Collection entries

↓↓↓

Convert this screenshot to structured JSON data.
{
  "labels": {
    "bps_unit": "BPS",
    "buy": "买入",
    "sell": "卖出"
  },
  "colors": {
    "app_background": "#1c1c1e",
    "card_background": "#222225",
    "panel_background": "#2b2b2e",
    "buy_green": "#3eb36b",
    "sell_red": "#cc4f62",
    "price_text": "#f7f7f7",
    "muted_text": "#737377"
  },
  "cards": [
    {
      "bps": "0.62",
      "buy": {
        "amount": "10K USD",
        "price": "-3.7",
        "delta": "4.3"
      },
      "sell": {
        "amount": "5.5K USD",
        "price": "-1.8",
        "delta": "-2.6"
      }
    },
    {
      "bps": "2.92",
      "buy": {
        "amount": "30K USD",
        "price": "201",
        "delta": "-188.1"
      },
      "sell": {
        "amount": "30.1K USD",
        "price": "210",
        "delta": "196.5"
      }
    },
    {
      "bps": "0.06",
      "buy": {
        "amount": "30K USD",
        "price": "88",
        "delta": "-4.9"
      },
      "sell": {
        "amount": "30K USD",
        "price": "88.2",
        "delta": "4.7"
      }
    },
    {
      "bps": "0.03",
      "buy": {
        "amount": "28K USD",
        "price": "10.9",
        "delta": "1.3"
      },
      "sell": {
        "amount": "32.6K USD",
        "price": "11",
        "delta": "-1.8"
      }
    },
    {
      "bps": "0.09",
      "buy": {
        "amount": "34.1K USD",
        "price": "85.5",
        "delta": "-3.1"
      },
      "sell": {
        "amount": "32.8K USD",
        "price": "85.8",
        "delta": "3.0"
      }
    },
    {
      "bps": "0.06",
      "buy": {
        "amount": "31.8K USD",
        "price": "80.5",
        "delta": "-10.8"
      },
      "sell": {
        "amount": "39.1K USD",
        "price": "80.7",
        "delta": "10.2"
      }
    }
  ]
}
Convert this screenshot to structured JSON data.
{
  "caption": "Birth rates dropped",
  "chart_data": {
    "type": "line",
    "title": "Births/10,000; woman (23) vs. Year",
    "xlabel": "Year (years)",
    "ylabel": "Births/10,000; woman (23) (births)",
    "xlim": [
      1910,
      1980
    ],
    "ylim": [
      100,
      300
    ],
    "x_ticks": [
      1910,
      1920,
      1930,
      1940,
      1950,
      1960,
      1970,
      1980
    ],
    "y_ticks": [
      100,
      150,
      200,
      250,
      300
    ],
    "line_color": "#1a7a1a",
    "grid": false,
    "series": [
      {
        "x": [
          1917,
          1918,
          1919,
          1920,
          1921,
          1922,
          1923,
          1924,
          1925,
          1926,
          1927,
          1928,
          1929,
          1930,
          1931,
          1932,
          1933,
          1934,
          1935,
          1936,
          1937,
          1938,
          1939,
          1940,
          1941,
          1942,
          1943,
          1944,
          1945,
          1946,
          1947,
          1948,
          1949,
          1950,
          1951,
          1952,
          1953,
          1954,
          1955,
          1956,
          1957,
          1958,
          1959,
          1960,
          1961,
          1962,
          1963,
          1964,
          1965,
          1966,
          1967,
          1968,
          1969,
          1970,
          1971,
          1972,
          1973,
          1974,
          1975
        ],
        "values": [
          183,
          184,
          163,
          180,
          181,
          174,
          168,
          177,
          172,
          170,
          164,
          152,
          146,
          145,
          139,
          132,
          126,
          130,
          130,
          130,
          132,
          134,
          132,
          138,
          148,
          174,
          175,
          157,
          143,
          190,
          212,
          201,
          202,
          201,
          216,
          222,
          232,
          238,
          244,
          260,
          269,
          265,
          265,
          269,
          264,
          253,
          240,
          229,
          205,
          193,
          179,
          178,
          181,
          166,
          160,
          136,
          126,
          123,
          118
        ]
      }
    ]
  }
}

↑↑↑

THE EXERCISE -
Would you restate each of the entries word for word?

RESULT FOR THIS EXERCISE -
Convert this screenshot to structured JSON data.
{
  "labels": {
    "bps_unit": "BPS",
    "buy": "买入",
    "sell": "卖出"
  },
  "colors": {
    "app_background": "#1c1c1e",
    "card_background": "#222225",
    "panel_background": "#2b2b2e",
    "buy_green": "#3eb36b",
    "sell_red": "#cc4f62",
    "price_text": "#f7f7f7",
    "muted_text": "#737377"
  },
  "cards": [
    {
      "bps": "0.62",
      "buy": {
        "amount": "10K USD",
        "price": "-3.7",
        "delta": "4.3"
      },
      "sell": {
        "amount": "5.5K USD",
        "price": "-1.8",
        "delta": "-2.6"
      }
    },
    {
      "bps": "2.92",
      "buy": {
        "amount": "30K USD",
        "price": "201",
        "delta": "-188.1"
      },
      "sell": {
        "amount": "30.1K USD",
        "price": "210",
        "delta": "196.5"
      }
    },
    {
      "bps": "0.06",
      "buy": {
        "amount": "30K USD",
        "price": "88",
        "delta": "-4.9"
      },
      "sell": {
        "amount": "30K USD",
        "price": "88.2",
        "delta": "4.7"
      }
    },
    {
      "bps": "0.03",
      "buy": {
        "amount": "28K USD",
        "price": "10.9",
        "delta": "1.3"
      },
      "sell": {
        "amount": "32.6K USD",
        "price": "11",
        "delta": "-1.8"
      }
    },
    {
      "bps": "0.09",
      "buy": {
        "amount": "34.1K USD",
        "price": "85.5",
        "delta": "-3.1"
      },
      "sell": {
        "amount": "32.8K USD",
        "price": "85.8",
        "delta": "3.0"
      }
    },
    {
      "bps": "0.06",
      "buy": {
        "amount": "31.8K USD",
        "price": "80.5",
        "delta": "-10.8"
      },
      "sell": {
        "amount": "39.1K USD",
        "price": "80.7",
        "delta": "10.2"
      }
    }
  ]
}
Convert this screenshot to structured JSON data.
{
  "caption": "Birth rates dropped",
  "chart_data": {
    "type": "line",
    "title": "Births/10,000; woman (23) vs. Year",
    "xlabel": "Year (years)",
    "ylabel": "Births/10,000; woman (23) (births)",
    "xlim": [
      1910,
      1980
    ],
    "ylim": [
      100,
      300
    ],
    "x_ticks": [
      1910,
      1920,
      1930,
      1940,
      1950,
      1960,
      1970,
      1980
    ],
    "y_ticks": [
      100,
      150,
      200,
      250,
      300
    ],
    "line_color": "#1a7a1a",
    "grid": false,
    "series": [
      {
        "x": [
          1917,
          1918,
          1919,
          1920,
          1921,
          1922,
          1923,
          1924,
          1925,
          1926,
          1927,
          1928,
          1929,
          1930,
          1931,
          1932,
          1933,
          1934,
          1935,
          1936,
          1937,
          1938,
          1939,
          1940,
          1941,
          1942,
          1943,
          1944,
          1945,
          1946,
          1947,
          1948,
          1949,
          1950,
          1951,
          1952,
          1953,
          1954,
          1955,
          1956,
          1957,
          1958,
          1959,
          1960,
          1961,
          1962,
          1963,
          1964,
          1965,
          1966,
          1967,
          1968,
          1969,
          1970,
          1971,
          1972,
          1973,
          1974,
          1975
        ],
        "values": [
          183,
          184,
          163,
          180,
          181,
          174,
          168,
          177,
          172,
          170,
          164,
          152,
          146,
          145,
          139,
          132,
          126,
          130,
          130,
          130,
          132,
          134,
          132,
          138,
          148,
          174,
          175,
          157,
          143,
          190,
          212,
          201,
          202,
          201,
          216,
          222,
          232,
          238,
          244,
          260,
          269,
          265,
          265,
          269,
          264,
          253,
          240,
          229,
          205,
          193,
          179,
          178,
          181,
          166,
          160,
          136,
          126,
          123,
          118
        ]
      }
    ]
  }
}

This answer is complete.